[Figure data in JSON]

* * * * * * * * *

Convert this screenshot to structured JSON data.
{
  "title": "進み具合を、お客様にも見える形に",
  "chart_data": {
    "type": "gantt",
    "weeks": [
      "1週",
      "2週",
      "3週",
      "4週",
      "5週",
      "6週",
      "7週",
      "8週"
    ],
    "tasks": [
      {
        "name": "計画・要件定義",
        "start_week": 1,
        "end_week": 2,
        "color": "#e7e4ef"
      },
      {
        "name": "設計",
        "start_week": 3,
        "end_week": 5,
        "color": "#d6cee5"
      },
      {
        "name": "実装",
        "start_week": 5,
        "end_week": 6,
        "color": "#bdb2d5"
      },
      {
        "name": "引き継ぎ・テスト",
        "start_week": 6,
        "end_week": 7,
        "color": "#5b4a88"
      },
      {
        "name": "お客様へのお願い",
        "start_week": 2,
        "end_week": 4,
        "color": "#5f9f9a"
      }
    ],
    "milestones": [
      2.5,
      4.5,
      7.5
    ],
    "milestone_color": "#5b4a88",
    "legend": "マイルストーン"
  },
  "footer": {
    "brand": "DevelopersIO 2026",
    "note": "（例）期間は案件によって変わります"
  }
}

* * * * * * * * *

WHAT YOU SHOULD DO: Extract each line of the material exactly as it stands.

ANSWER:
Convert this screenshot to structured JSON data.
{
  "title": "進み具合を、お客様にも見える形に",
  "chart_data": {
    "type": "gantt",
    "weeks": [
      "1週",
      "2週",
      "3週",
      "4週",
      "5週",
      "6週",
      "7週",
      "8週"
    ],
    "tasks": [
      {
        "name": "計画・要件定義",
        "start_week": 1,
        "end_week": 2,
        "color": "#e7e4ef"
      },
      {
        "name": "設計",
        "start_week": 3,
        "end_week": 5,
        "color": "#d6cee5"
      },
      {
        "name": "実装",
        "start_week": 5,
        "end_week": 6,
        "color": "#bdb2d5"
      },
      {
        "name": "引き継ぎ・テスト",
        "start_week": 6,
        "end_week": 7,
        "color": "#5b4a88"
      },
      {
        "name": "お客様へのお願い",
        "start_week": 2,
        "end_week": 4,
        "color": "#5f9f9a"
      }
    ],
    "milestones": [
      2.5,
      4.5,
      7.5
    ],
    "milestone_color": "#5b4a88",
    "legend": "マイルストーン"
  },
  "footer": {
    "brand": "DevelopersIO 2026",
    "note": "（例）期間は案件によって変わります"
  }
}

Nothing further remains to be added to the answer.